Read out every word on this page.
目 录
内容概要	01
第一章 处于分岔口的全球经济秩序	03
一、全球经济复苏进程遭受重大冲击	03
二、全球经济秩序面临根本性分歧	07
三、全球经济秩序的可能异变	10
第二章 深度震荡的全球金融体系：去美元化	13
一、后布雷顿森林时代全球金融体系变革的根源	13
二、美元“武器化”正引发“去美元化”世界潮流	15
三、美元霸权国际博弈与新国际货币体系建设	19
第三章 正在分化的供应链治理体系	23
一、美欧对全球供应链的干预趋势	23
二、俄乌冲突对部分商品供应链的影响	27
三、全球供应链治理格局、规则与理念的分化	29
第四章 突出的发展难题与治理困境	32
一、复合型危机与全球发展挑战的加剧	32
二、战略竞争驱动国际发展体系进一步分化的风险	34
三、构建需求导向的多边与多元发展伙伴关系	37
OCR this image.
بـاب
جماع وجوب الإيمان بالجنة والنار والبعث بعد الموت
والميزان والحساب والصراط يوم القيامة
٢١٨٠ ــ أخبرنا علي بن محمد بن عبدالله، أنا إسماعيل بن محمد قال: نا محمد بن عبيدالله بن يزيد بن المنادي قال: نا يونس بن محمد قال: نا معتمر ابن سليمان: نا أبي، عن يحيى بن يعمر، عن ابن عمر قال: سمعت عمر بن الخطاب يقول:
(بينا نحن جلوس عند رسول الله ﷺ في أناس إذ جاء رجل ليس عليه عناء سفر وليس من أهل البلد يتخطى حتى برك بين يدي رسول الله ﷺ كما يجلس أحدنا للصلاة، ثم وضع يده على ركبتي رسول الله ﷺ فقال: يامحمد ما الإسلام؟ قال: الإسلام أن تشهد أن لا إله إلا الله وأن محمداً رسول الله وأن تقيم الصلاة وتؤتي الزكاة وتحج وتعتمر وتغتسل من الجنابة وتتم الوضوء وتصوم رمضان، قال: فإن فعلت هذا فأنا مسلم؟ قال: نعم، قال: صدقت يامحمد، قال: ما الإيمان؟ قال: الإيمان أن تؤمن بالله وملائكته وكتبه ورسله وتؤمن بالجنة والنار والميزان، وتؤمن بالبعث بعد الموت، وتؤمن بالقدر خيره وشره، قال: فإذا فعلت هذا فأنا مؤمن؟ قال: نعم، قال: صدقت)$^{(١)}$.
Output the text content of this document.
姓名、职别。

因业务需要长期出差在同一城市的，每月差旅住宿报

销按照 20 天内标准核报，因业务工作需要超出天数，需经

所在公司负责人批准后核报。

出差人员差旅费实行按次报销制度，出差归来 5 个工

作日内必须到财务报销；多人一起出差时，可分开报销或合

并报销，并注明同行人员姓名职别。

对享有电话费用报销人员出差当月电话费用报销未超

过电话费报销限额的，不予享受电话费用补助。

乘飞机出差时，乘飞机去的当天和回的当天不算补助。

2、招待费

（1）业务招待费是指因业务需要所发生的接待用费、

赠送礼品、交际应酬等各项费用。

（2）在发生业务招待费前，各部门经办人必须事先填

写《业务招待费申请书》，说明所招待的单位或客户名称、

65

_Work to complete_
Copy out every line from the data above that has "والميزان" in it.

_Reply_
والميزان والحساب والصراط يوم القيامة
(بينا نحن جلوس عند رسول الله ﷺ في أناس إذ جاء رجل ليس عليه عناء سفر وليس من أهل البلد يتخطى حتى برك بين يدي رسول الله ﷺ كما يجلس أحدنا للصلاة، ثم وضع يده على ركبتي رسول الله ﷺ فقال: يامحمد ما الإسلام؟ قال: الإسلام أن تشهد أن لا إله إلا الله وأن محمداً رسول الله وأن تقيم الصلاة وتؤتي الزكاة وتحج وتعتمر وتغتسل من الجنابة وتتم الوضوء وتصوم رمضان، قال: فإن فعلت هذا فأنا مسلم؟ قال: نعم، قال: صدقت يامحمد، قال: ما الإيمان؟ قال: الإيمان أن تؤمن بالله وملائكته وكتبه ورسله وتؤمن بالجنة والنار والميزان، وتؤمن بالبعث بعد الموت، وتؤمن بالقدر خيره وشره، قال: فإذا فعلت هذا فأنا مؤمن؟ قال: نعم، قال: صدقت)$^{(١)}$.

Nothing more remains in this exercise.